=== EXERCISE PASSAGE ===

Dmitry Gorkov

Personal information
- Full name: Dmitry Anatolyevich Gorkov
- Date of birth: 24 October 1964 (age 60)
- Place of birth: Moscow, Russian SFSR
- Height: 1.76 m (5 ft 9 in)
- Position(s): Midfielder

Youth career
- FC Lokomotiv Moscow

Senior career*
- Years: Team / Apps / (Gls)
- 1983–1984: FC Lokomotiv Moscow / 10 / (1)
- 1985–1986: SK FShM Moscow / 52 / (4)
- 1987–1993: FC Lokomotiv Moscow / 158 / (17)
- 1994: Étoile Sahel / 29 / (2)
- 1994: FC Lokomotiv Moscow / 2 / (1)
- 1995–1997: FC Gazovik-Gazprom Izhevsk / 107 / (10)
- 1998: FC Kuzbass Kemerovo / 10 / (1)

Managerial career
- 1999: FC Khimki (assistant)
- 2001: FC Titan Reutov (assistant)
- 2002: FC Titan Reutov (director)
- 2003: FC Uralan Plus Moscow (director)
- 2005: FC Presnya Moscow
- 2006: FC Presnya Moscow (assistant)

===

_EXERCISE INSTRUCTIONS_
**a.** Copy the part of the Dmitry Gorkov profile that opens with the words containing "- Position(s): Midfielder" and closes with "Kemerovo / 10 / (1)", renaming "Apps" as "Appearances".
**b.** In the Dmitry Gorkov profile, which club did he play for from 1995 to 1997?
**c.** Pick up the Dmitry Gorkov profile after its last line and keep it going.
These rows come from a different source than the Dmitry Gorkov profile.

=== SUPPLIED INFORMATION ===

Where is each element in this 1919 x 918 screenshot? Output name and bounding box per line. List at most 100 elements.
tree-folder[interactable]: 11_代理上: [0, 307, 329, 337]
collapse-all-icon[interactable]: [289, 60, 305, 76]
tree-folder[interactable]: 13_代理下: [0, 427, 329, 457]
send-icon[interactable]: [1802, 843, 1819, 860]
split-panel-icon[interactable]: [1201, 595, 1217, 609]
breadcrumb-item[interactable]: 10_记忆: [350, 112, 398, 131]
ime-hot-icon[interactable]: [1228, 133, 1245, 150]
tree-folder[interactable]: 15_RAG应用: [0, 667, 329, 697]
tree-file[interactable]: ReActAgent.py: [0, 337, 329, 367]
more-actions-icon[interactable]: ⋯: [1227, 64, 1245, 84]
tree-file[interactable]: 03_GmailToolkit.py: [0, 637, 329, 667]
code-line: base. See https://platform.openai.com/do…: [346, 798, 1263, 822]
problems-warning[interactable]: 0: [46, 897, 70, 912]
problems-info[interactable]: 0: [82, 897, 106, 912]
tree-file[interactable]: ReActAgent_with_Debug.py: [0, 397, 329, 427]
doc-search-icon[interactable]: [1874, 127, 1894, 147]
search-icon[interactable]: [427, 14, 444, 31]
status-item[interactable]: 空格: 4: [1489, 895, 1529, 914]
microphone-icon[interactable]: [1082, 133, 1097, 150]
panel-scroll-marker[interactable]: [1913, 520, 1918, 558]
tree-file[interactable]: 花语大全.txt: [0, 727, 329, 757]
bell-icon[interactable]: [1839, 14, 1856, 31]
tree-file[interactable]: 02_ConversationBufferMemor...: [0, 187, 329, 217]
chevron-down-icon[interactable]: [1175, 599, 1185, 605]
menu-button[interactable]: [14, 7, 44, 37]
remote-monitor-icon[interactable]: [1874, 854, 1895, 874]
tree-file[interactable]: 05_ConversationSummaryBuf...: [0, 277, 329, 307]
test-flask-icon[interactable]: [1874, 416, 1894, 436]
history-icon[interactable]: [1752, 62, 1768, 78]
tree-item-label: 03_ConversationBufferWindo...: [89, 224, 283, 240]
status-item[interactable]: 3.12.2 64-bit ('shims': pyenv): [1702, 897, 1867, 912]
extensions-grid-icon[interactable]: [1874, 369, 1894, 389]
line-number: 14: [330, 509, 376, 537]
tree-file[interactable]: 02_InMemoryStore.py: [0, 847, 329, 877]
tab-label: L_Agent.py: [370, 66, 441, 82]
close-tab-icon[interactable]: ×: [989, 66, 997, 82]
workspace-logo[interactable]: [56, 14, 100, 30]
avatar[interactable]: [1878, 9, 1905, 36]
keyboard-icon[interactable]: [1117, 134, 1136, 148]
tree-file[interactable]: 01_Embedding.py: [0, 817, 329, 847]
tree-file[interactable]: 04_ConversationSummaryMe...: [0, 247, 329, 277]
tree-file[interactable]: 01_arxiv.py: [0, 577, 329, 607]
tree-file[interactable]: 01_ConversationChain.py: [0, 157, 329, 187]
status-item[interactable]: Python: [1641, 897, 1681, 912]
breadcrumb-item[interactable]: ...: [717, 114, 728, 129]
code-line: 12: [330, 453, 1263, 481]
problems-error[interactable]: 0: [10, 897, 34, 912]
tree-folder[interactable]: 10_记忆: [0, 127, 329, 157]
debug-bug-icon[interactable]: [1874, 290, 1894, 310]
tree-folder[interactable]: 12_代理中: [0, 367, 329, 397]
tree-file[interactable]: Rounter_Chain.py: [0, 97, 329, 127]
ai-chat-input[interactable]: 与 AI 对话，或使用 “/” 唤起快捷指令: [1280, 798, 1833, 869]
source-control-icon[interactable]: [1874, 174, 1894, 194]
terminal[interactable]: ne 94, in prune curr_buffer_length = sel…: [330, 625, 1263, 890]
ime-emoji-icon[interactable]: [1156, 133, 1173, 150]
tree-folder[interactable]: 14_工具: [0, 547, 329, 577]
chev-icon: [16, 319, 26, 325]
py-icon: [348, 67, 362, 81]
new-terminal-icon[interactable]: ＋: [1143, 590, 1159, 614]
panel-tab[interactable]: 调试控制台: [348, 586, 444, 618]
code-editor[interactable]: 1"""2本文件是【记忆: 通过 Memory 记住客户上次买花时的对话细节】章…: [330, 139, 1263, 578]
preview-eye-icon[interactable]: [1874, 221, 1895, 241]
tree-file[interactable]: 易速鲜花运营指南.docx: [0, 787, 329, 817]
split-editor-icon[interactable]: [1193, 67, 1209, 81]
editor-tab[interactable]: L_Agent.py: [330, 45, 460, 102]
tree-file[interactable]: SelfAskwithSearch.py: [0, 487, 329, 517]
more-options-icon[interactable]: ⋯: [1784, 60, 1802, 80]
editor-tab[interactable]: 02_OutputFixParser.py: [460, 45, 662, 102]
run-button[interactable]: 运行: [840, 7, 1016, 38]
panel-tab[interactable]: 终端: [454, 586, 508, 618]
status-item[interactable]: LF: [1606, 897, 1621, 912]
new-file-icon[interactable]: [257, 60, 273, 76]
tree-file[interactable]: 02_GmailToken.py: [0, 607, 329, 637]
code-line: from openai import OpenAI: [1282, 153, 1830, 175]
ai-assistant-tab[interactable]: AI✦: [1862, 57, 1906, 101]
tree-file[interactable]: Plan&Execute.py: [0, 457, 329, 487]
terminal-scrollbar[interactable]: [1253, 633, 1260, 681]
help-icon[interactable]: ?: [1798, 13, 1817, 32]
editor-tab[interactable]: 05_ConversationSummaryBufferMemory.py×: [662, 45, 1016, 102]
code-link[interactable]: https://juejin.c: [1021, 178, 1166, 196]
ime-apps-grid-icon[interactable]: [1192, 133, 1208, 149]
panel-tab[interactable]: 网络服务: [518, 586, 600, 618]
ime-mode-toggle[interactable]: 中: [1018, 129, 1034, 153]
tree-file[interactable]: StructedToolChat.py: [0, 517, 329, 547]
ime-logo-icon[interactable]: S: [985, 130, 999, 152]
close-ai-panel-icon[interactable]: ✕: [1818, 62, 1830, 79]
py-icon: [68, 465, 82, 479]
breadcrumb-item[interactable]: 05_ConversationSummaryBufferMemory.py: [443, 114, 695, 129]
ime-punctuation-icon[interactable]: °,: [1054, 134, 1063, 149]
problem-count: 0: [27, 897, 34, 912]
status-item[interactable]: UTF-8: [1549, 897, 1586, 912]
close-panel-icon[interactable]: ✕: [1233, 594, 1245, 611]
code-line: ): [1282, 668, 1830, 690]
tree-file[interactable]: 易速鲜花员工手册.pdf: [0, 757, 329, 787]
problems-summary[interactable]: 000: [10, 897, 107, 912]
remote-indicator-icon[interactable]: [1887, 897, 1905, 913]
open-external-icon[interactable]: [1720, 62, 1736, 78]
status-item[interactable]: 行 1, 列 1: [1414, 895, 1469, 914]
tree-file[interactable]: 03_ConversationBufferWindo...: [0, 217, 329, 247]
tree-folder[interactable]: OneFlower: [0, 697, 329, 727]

===

_ANSWERS BY ITEM NUMBER_
**a.**
- Position(s): Midfielder

Youth career
- FC Lokomotiv Moscow

Senior career*
- Years: Team / Appearances / (Gls)
- 1983–1984: FC Lokomotiv Moscow / 10 / (1)
- 1985–1986: SK FShM Moscow / 52 / (4)
- 1987–1993: FC Lokomotiv Moscow / 158 / (17)
- 1994: Étoile Sahel / 29 / (2)
- 1994: FC Lokomotiv Moscow / 2 / (1)
- 1995–1997: FC Gazovik-Gazprom Izhevsk / 107 / (10)
- 1998: FC Kuzbass Kemerovo / 10 / (1)

**b.** FC Gazovik-Gazprom Izhevsk

**c.**
- 2010: FC Lokomotiv-2 Moscow (youth team coach)
- 2011–2012: FC Lokomotiv Moscow (youth team coach)
- 2014–2015: FC Khimki (assistant)

= Dmitry Gorkov =

Russian footballer

Dmitry Anatolyevich Gorkov (Дмитрий Анатольевич Горьков; born 24 October 1964) is a Russian professional football coach and a former player.

==Club career==
He made his professional debut in the Soviet First League in 1984 for FC Lokomotiv Moscow. He played 2 games in the UEFA Cup 1993–94 for FC Lokomotiv Moscow.

==Honours==
- Soviet Cup finalist: 1990.
- Russian Premier League bronze: 1994.